[Figure collection entries]
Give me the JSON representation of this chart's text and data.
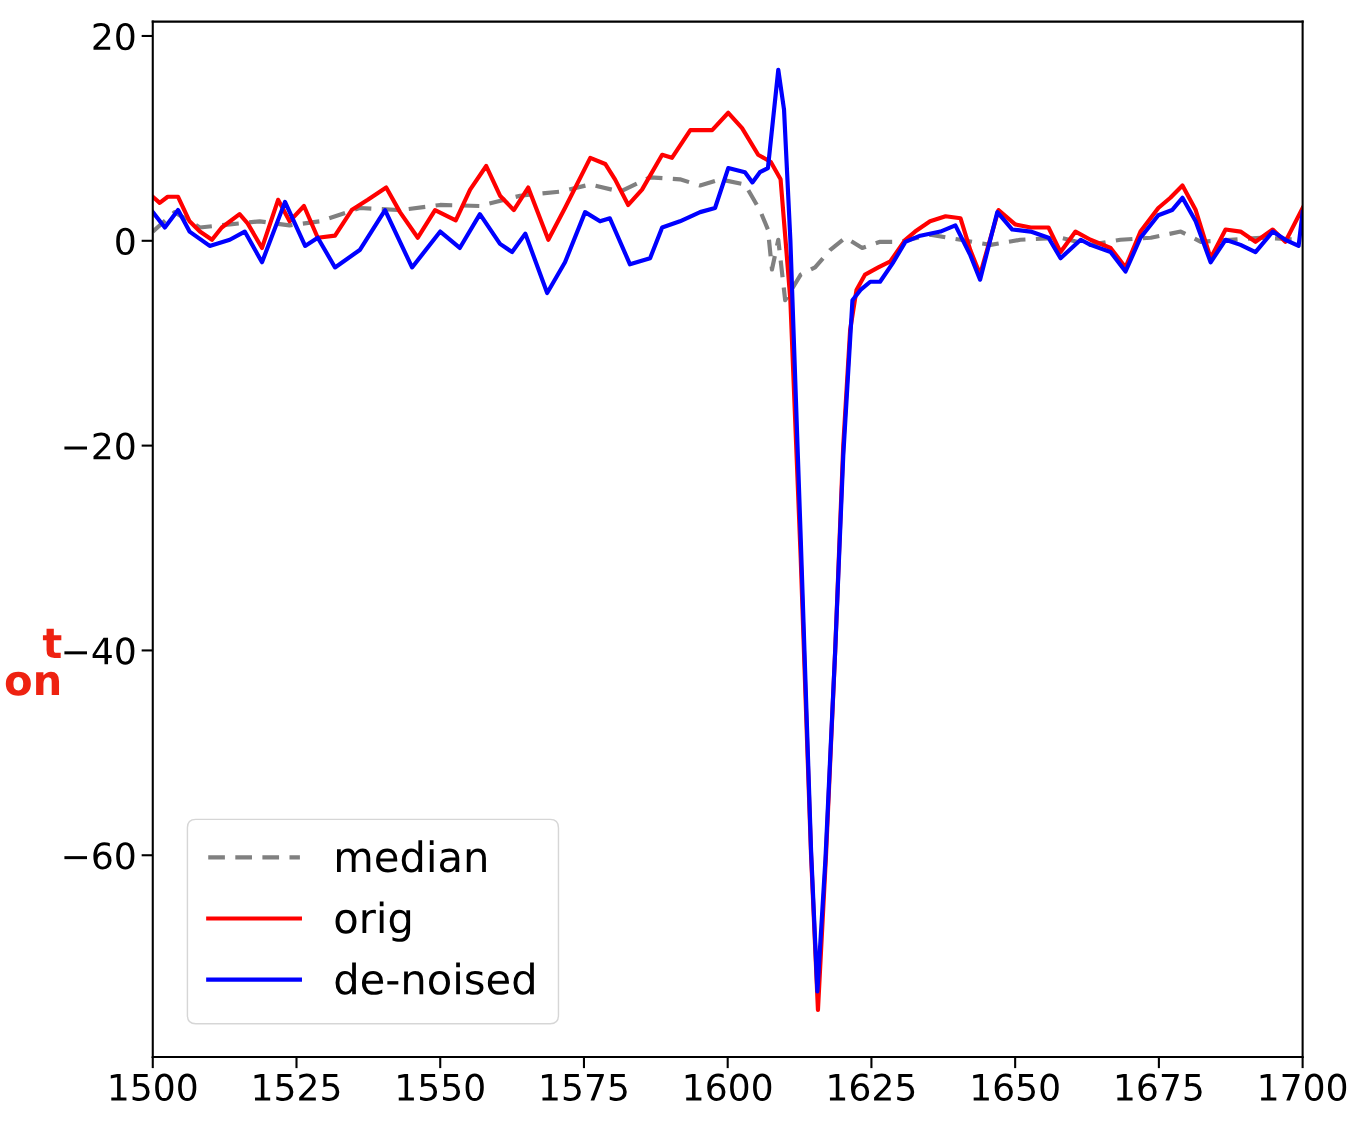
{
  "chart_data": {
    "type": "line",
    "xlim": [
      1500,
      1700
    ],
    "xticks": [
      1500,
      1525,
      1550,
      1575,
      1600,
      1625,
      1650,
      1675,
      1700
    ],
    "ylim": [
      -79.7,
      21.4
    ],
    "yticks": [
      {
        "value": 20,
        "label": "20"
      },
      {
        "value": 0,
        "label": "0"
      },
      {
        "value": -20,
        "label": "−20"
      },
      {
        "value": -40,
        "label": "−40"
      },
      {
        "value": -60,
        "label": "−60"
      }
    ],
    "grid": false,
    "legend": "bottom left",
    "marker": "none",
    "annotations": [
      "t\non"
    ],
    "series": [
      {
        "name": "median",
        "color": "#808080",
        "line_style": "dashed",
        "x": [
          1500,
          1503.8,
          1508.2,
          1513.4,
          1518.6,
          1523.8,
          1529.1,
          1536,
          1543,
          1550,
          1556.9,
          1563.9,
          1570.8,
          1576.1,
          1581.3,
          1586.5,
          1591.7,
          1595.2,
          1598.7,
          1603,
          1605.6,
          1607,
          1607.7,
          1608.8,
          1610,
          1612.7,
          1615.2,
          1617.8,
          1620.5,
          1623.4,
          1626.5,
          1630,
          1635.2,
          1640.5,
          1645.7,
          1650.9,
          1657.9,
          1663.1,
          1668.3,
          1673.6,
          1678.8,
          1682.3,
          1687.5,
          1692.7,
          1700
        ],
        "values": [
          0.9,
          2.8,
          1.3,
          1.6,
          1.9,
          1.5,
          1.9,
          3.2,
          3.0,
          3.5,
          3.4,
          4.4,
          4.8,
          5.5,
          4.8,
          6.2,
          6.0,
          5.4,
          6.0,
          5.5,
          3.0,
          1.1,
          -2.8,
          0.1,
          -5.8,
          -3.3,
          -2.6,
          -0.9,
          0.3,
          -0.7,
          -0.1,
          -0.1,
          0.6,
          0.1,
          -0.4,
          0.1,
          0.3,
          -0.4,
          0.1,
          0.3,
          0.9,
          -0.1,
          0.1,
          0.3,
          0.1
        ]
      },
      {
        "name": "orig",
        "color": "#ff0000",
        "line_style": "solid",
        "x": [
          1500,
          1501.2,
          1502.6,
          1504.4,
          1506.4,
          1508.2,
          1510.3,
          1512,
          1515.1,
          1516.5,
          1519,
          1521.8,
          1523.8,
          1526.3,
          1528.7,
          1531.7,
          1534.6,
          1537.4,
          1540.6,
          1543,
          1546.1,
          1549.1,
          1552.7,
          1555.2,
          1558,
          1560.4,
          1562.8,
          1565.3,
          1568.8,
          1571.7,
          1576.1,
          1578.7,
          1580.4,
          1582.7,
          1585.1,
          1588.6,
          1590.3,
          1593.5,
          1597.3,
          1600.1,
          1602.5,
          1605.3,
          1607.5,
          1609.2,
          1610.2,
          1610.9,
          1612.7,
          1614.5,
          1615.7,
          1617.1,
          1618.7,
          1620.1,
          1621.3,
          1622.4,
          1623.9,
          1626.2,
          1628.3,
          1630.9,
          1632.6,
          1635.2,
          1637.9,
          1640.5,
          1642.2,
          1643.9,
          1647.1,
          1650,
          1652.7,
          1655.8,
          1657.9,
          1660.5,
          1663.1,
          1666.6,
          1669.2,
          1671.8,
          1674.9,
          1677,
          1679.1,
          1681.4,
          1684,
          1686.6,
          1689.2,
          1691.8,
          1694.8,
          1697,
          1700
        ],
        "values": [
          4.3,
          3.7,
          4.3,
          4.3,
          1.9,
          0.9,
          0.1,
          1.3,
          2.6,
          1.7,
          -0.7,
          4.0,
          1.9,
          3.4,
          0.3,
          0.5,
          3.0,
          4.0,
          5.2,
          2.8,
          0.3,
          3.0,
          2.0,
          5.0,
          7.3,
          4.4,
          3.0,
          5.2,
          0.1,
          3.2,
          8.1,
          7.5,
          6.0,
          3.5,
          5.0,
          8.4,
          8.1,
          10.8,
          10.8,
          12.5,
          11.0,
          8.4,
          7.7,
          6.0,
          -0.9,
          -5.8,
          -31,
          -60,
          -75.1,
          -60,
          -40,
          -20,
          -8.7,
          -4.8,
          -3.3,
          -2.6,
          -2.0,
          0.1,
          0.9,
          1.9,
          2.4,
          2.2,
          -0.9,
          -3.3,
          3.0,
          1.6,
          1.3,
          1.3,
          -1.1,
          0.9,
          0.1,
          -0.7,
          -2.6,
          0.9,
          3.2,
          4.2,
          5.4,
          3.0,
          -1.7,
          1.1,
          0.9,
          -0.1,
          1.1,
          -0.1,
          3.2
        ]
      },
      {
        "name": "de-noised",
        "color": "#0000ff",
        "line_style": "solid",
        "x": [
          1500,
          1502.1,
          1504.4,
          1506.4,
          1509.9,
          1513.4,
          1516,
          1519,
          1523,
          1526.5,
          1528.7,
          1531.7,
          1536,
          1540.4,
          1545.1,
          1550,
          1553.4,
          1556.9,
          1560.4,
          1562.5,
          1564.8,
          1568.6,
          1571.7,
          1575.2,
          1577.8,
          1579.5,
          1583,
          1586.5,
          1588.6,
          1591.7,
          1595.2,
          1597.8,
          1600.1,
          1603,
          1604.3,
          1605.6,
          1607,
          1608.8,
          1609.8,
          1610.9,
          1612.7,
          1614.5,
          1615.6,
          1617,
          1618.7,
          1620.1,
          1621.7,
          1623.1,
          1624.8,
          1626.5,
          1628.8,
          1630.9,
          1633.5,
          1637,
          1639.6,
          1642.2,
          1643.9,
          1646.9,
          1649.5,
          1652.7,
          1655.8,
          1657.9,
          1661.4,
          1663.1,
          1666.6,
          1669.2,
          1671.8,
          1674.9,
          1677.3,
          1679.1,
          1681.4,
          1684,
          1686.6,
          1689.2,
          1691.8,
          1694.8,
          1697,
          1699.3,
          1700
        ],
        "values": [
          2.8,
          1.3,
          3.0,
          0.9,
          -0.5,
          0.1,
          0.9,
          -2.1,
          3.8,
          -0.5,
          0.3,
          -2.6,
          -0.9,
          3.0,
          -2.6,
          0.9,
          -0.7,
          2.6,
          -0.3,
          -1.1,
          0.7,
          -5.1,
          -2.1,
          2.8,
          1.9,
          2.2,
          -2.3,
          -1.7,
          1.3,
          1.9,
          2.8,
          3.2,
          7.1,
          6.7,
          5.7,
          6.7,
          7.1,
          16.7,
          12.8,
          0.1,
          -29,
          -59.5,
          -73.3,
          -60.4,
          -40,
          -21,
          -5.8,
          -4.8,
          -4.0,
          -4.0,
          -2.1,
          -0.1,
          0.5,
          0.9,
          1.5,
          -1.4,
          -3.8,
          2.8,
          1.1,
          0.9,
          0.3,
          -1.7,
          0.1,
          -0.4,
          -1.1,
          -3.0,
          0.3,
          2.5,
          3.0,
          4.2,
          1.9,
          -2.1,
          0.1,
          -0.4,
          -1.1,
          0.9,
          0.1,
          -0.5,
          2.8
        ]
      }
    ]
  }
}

§ YOUR TASK:
Out of the records, collect only those lines that contain the string "name".

§ EXPECTED ANSWER:
        "name": "median",
        "name": "orig",
        "name": "de-noised",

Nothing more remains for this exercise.